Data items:
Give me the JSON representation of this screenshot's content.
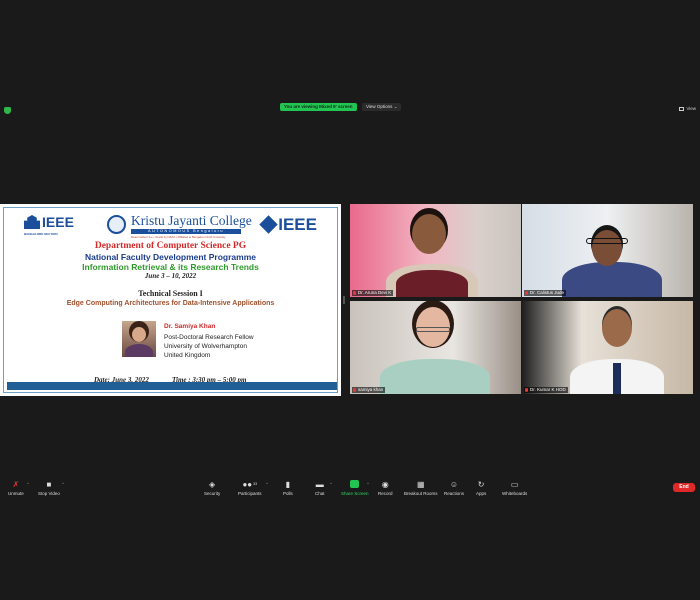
{
  "top_bar": {
    "banner": "You are viewing Mixed 9' screen",
    "view_options": "View Options",
    "view_label": "View"
  },
  "slide": {
    "left_logo": "IEEE",
    "left_logo_sub": "BANGALORE SECTION",
    "college_name": "Kristu Jayanti College",
    "college_autonomous": "AUTONOMOUS Bengaluru",
    "college_accreditation": "Reaccredited 'A++' Grade by NAAC | Affiliated to Bengaluru North University",
    "right_logo": "IEEE",
    "department": "Department of Computer Science PG",
    "programme": "National Faculty Development Programme",
    "topic": "Information Retrieval & its Research Trends",
    "dates": "June 3 – 10, 2022",
    "session": "Technical Session I",
    "session_title": "Edge Computing Architectures for  Data-Intensive Applications",
    "speaker_name": "Dr. Samiya Khan",
    "speaker_role": "Post-Doctoral Research Fellow",
    "speaker_univ": "University of Wolverhampton",
    "speaker_country": "United Kingdom",
    "date_line": "Date: June 3, 2022",
    "time_line": "Time : 3:30 pm – 5:00 pm"
  },
  "participants": [
    {
      "name": "Dr. Aruna Devi K"
    },
    {
      "name": "Dr. Calistus Jude"
    },
    {
      "name": "samiya khan"
    },
    {
      "name": "Dr. Kumar K HOD"
    }
  ],
  "toolbar": {
    "unmute": "Unmute",
    "stop_video": "Stop Video",
    "security": "Security",
    "participants": "Participants",
    "participants_count": "33",
    "polls": "Polls",
    "chat": "Chat",
    "share_screen": "Share Screen",
    "record": "Record",
    "breakout_rooms": "Breakout Rooms",
    "reactions": "Reactions",
    "apps": "Apps",
    "whiteboards": "Whiteboards",
    "end": "End"
  },
  "colors": {
    "share_green": "#23c552",
    "end_red": "#e02828",
    "background": "#1a1a1a"
  }
}
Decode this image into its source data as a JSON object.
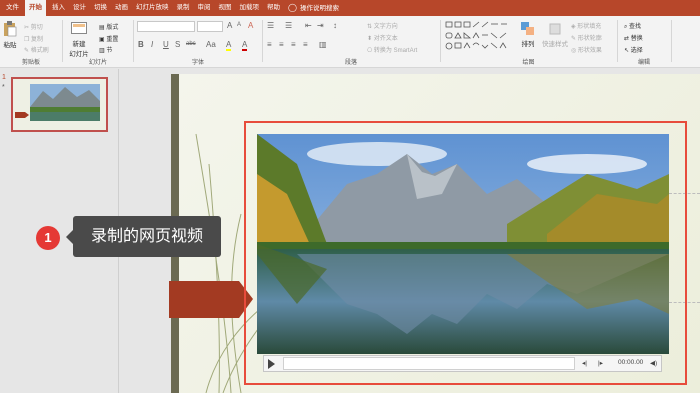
{
  "tabs": [
    {
      "label": "文件",
      "active": false
    },
    {
      "label": "开始",
      "active": true
    },
    {
      "label": "插入",
      "active": false
    },
    {
      "label": "设计",
      "active": false
    },
    {
      "label": "切换",
      "active": false
    },
    {
      "label": "动画",
      "active": false
    },
    {
      "label": "幻灯片放映",
      "active": false
    },
    {
      "label": "录制",
      "active": false
    },
    {
      "label": "审阅",
      "active": false
    },
    {
      "label": "视图",
      "active": false
    },
    {
      "label": "加载项",
      "active": false
    },
    {
      "label": "帮助",
      "active": false
    }
  ],
  "tell_me": "操作说明搜索",
  "ribbon": {
    "clipboard": {
      "paste": "粘贴",
      "cut": "剪切",
      "copy": "复制",
      "format_painter": "格式刷",
      "label": "剪贴板"
    },
    "slides": {
      "new_slide_line1": "新建",
      "new_slide_line2": "幻灯片",
      "layout": "版式",
      "reset": "重置",
      "section": "节",
      "label": "幻灯片"
    },
    "font": {
      "bold": "B",
      "italic": "I",
      "underline": "U",
      "shadow": "S",
      "strike": "abc",
      "grow": "A",
      "shrink": "A",
      "clear": "A",
      "case": "Aa",
      "color": "A",
      "highlight": "A",
      "label": "字体"
    },
    "paragraph": {
      "text_direction": "文字方向",
      "align_text": "对齐文本",
      "smartart": "转换为 SmartArt",
      "label": "段落"
    },
    "drawing": {
      "arrange": "排列",
      "quick_styles": "快速样式",
      "shape_fill": "形状填充",
      "shape_outline": "形状轮廓",
      "shape_effects": "形状效果",
      "label": "绘图"
    },
    "editing": {
      "find": "查找",
      "replace": "替换",
      "select": "选择",
      "label": "编辑"
    }
  },
  "slide_panel": {
    "number": "1",
    "star": "*"
  },
  "player": {
    "time": "00:00.00"
  },
  "callout": {
    "badge": "1",
    "text": "录制的网页视频"
  },
  "colors": {
    "accent": "#b7472a",
    "frame": "#e74c3c",
    "badge": "#e53935",
    "tooltip": "#4a4a4a"
  },
  "icons": {
    "tell_me": "lightbulb-icon",
    "play": "play-icon",
    "volume": "volume-icon"
  }
}
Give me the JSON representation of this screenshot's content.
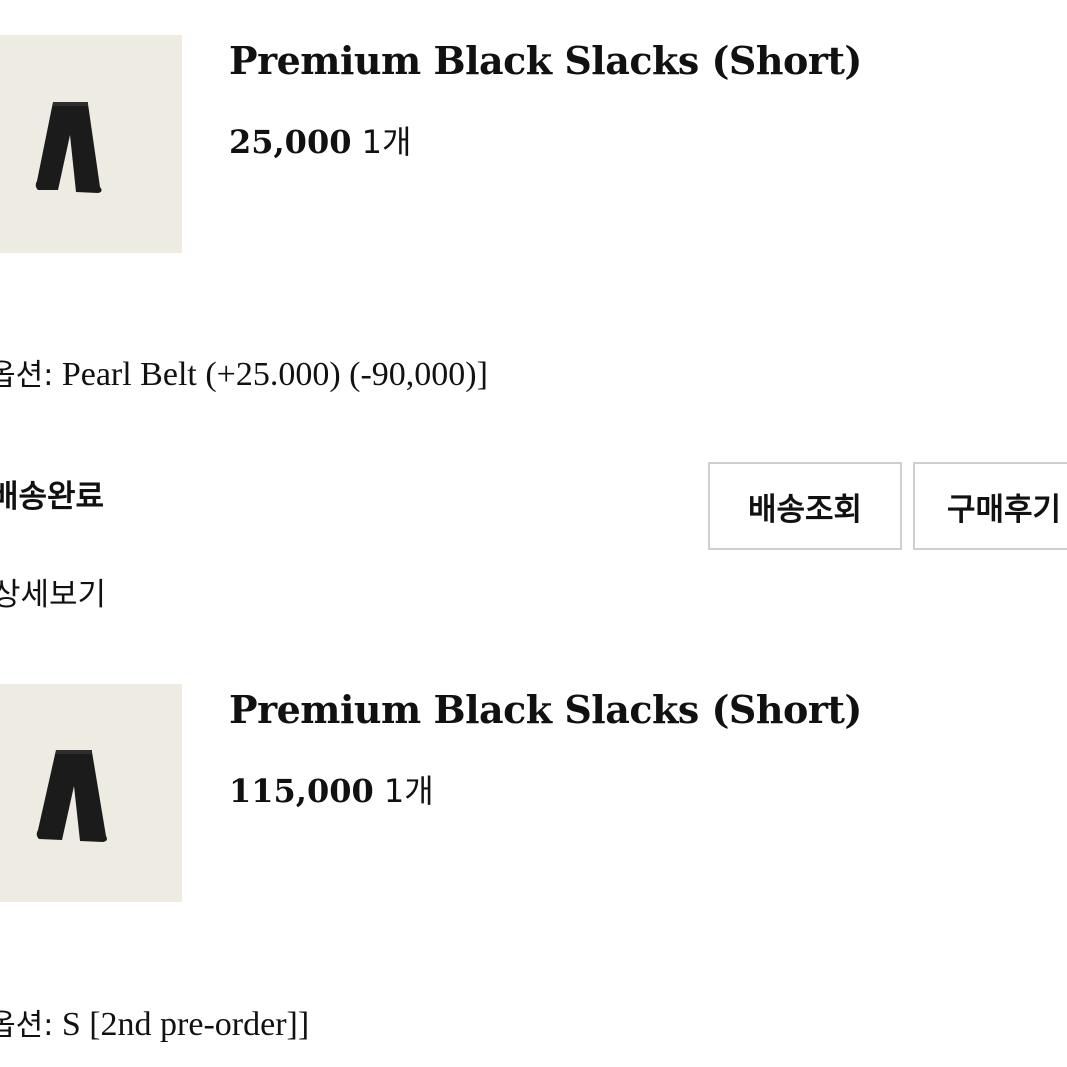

Task: Take the line containing "Decode this image" and all lines after it to the end of the data above, and reproduce them exactly, leaving out pictures. Nothing else belongs in the copy.

Response:
Decode this image into its source data as a JSON object.
{
  "tabs": [
    {
      "label": "文件",
      "active": false
    },
    {
      "label": "开始",
      "active": true
    },
    {
      "label": "插入",
      "active": false
    },
    {
      "label": "设计",
      "active": false
    },
    {
      "label": "切换",
      "active": false
    },
    {
      "label": "动画",
      "active": false
    },
    {
      "label": "幻灯片放映",
      "active": false
    },
    {
      "label": "录制",
      "active": false
    },
    {
      "label": "审阅",
      "active": false
    },
    {
      "label": "视图",
      "active": false
    },
    {
      "label": "加载项",
      "active": false
    },
    {
      "label": "帮助",
      "active": false
    }
  ],
  "tell_me": "操作说明搜索",
  "ribbon": {
    "clipboard": {
      "paste": "粘贴",
      "cut": "剪切",
      "copy": "复制",
      "format_painter": "格式刷",
      "label": "剪贴板"
    },
    "slides": {
      "new_slide_line1": "新建",
      "new_slide_line2": "幻灯片",
      "layout": "版式",
      "reset": "重置",
      "section": "节",
      "label": "幻灯片"
    },
    "font": {
      "bold": "B",
      "italic": "I",
      "underline": "U",
      "shadow": "S",
      "strike": "abc",
      "grow": "A",
      "shrink": "A",
      "clear": "A",
      "case": "Aa",
      "color": "A",
      "highlight": "A",
      "label": "字体"
    },
    "paragraph": {
      "text_direction": "文字方向",
      "align_text": "对齐文本",
      "smartart": "转换为 SmartArt",
      "label": "段落"
    },
    "drawing": {
      "arrange": "排列",
      "quick_styles": "快速样式",
      "shape_fill": "形状填充",
      "shape_outline": "形状轮廓",
      "shape_effects": "形状效果",
      "label": "绘图"
    },
    "editing": {
      "find": "查找",
      "replace": "替换",
      "select": "选择",
      "label": "编辑"
    }
  },
  "slide_panel": {
    "number": "1",
    "star": "*"
  },
  "player": {
    "time": "00:00.00"
  },
  "callout": {
    "badge": "1",
    "text": "录制的网页视频"
  },
  "colors": {
    "accent": "#b7472a",
    "frame": "#e74c3c",
    "badge": "#e53935",
    "tooltip": "#4a4a4a"
  },
  "icons": {
    "tell_me": "lightbulb-icon",
    "play": "play-icon",
    "volume": "volume-icon"
  }
}
Give me the JSON representation of this screenshot's content.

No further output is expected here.